-- START --
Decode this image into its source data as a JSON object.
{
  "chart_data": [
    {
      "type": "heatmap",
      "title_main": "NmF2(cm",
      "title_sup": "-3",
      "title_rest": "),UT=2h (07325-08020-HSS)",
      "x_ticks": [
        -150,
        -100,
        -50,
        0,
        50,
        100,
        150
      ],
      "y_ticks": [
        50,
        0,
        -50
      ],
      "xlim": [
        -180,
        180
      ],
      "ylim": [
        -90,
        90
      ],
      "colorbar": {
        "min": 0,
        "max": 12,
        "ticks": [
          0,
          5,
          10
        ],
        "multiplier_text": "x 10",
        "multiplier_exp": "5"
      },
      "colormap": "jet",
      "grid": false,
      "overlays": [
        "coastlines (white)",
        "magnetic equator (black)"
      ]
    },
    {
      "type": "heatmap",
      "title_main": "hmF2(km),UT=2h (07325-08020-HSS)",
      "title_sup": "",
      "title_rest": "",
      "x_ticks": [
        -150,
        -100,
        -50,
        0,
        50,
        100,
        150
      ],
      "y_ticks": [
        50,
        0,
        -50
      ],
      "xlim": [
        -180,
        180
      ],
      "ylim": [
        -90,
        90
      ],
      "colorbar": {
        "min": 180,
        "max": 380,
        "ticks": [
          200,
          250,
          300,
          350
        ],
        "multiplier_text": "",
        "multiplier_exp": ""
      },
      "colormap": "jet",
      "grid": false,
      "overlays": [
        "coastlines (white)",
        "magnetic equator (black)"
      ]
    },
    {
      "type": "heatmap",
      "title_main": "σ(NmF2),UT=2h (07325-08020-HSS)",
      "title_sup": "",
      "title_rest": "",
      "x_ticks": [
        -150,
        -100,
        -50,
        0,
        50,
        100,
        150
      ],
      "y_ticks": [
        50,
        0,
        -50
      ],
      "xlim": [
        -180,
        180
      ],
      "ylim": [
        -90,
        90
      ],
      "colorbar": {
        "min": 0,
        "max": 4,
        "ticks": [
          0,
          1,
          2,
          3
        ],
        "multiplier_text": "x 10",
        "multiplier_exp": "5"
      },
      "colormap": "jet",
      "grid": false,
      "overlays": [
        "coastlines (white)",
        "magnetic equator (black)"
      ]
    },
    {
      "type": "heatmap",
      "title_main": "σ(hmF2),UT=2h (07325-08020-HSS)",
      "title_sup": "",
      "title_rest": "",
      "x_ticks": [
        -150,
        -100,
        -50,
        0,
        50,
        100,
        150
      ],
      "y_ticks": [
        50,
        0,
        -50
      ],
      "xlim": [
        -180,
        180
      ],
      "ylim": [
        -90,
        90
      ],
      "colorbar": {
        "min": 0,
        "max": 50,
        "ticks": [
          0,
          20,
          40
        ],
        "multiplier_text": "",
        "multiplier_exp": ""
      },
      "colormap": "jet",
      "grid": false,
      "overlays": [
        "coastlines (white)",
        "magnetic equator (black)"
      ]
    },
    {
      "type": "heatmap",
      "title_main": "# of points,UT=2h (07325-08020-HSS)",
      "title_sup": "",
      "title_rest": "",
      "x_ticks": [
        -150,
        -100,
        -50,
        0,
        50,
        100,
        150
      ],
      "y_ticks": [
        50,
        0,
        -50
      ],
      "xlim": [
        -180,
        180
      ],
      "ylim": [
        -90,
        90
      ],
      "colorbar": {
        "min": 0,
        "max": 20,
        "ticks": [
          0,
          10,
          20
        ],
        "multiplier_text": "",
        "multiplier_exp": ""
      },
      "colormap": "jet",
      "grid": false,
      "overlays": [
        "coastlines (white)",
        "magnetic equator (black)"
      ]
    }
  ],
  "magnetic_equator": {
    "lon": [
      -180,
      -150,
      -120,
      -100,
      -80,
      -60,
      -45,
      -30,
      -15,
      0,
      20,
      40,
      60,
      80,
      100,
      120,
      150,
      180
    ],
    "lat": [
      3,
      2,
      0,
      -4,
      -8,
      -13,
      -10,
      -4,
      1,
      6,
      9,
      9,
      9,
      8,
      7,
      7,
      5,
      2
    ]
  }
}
-- END --
Reproduce the full set of records precisely.

Decode this image into its source data as a JSON object.
{
  "chart_data": [
    {
      "type": "heatmap",
      "title_main": "NmF2(cm",
      "title_sup": "-3",
      "title_rest": "),UT=2h (07325-08020-HSS)",
      "x_ticks": [
        -150,
        -100,
        -50,
        0,
        50,
        100,
        150
      ],
      "y_ticks": [
        50,
        0,
        -50
      ],
      "xlim": [
        -180,
        180
      ],
      "ylim": [
        -90,
        90
      ],
      "colorbar": {
        "min": 0,
        "max": 12,
        "ticks": [
          0,
          5,
          10
        ],
        "multiplier_text": "x 10",
        "multiplier_exp": "5"
      },
      "colormap": "jet",
      "grid": false,
      "overlays": [
        "coastlines (white)",
        "magnetic equator (black)"
      ]
    },
    {
      "type": "heatmap",
      "title_main": "hmF2(km),UT=2h (07325-08020-HSS)",
      "title_sup": "",
      "title_rest": "",
      "x_ticks": [
        -150,
        -100,
        -50,
        0,
        50,
        100,
        150
      ],
      "y_ticks": [
        50,
        0,
        -50
      ],
      "xlim": [
        -180,
        180
      ],
      "ylim": [
        -90,
        90
      ],
      "colorbar": {
        "min": 180,
        "max": 380,
        "ticks": [
          200,
          250,
          300,
          350
        ],
        "multiplier_text": "",
        "multiplier_exp": ""
      },
      "colormap": "jet",
      "grid": false,
      "overlays": [
        "coastlines (white)",
        "magnetic equator (black)"
      ]
    },
    {
      "type": "heatmap",
      "title_main": "σ(NmF2),UT=2h (07325-08020-HSS)",
      "title_sup": "",
      "title_rest": "",
      "x_ticks": [
        -150,
        -100,
        -50,
        0,
        50,
        100,
        150
      ],
      "y_ticks": [
        50,
        0,
        -50
      ],
      "xlim": [
        -180,
        180
      ],
      "ylim": [
        -90,
        90
      ],
      "colorbar": {
        "min": 0,
        "max": 4,
        "ticks": [
          0,
          1,
          2,
          3
        ],
        "multiplier_text": "x 10",
        "multiplier_exp": "5"
      },
      "colormap": "jet",
      "grid": false,
      "overlays": [
        "coastlines (white)",
        "magnetic equator (black)"
      ]
    },
    {
      "type": "heatmap",
      "title_main": "σ(hmF2),UT=2h (07325-08020-HSS)",
      "title_sup": "",
      "title_rest": "",
      "x_ticks": [
        -150,
        -100,
        -50,
        0,
        50,
        100,
        150
      ],
      "y_ticks": [
        50,
        0,
        -50
      ],
      "xlim": [
        -180,
        180
      ],
      "ylim": [
        -90,
        90
      ],
      "colorbar": {
        "min": 0,
        "max": 50,
        "ticks": [
          0,
          20,
          40
        ],
        "multiplier_text": "",
        "multiplier_exp": ""
      },
      "colormap": "jet",
      "grid": false,
      "overlays": [
        "coastlines (white)",
        "magnetic equator (black)"
      ]
    },
    {
      "type": "heatmap",
      "title_main": "# of points,UT=2h (07325-08020-HSS)",
      "title_sup": "",
      "title_rest": "",
      "x_ticks": [
        -150,
        -100,
        -50,
        0,
        50,
        100,
        150
      ],
      "y_ticks": [
        50,
        0,
        -50
      ],
      "xlim": [
        -180,
        180
      ],
      "ylim": [
        -90,
        90
      ],
      "colorbar": {
        "min": 0,
        "max": 20,
        "ticks": [
          0,
          10,
          20
        ],
        "multiplier_text": "",
        "multiplier_exp": ""
      },
      "colormap": "jet",
      "grid": false,
      "overlays": [
        "coastlines (white)",
        "magnetic equator (black)"
      ]
    }
  ],
  "magnetic_equator": {
    "lon": [
      -180,
      -150,
      -120,
      -100,
      -80,
      -60,
      -45,
      -30,
      -15,
      0,
      20,
      40,
      60,
      80,
      100,
      120,
      150,
      180
    ],
    "lat": [
      3,
      2,
      0,
      -4,
      -8,
      -13,
      -10,
      -4,
      1,
      6,
      9,
      9,
      9,
      8,
      7,
      7,
      5,
      2
    ]
  }
}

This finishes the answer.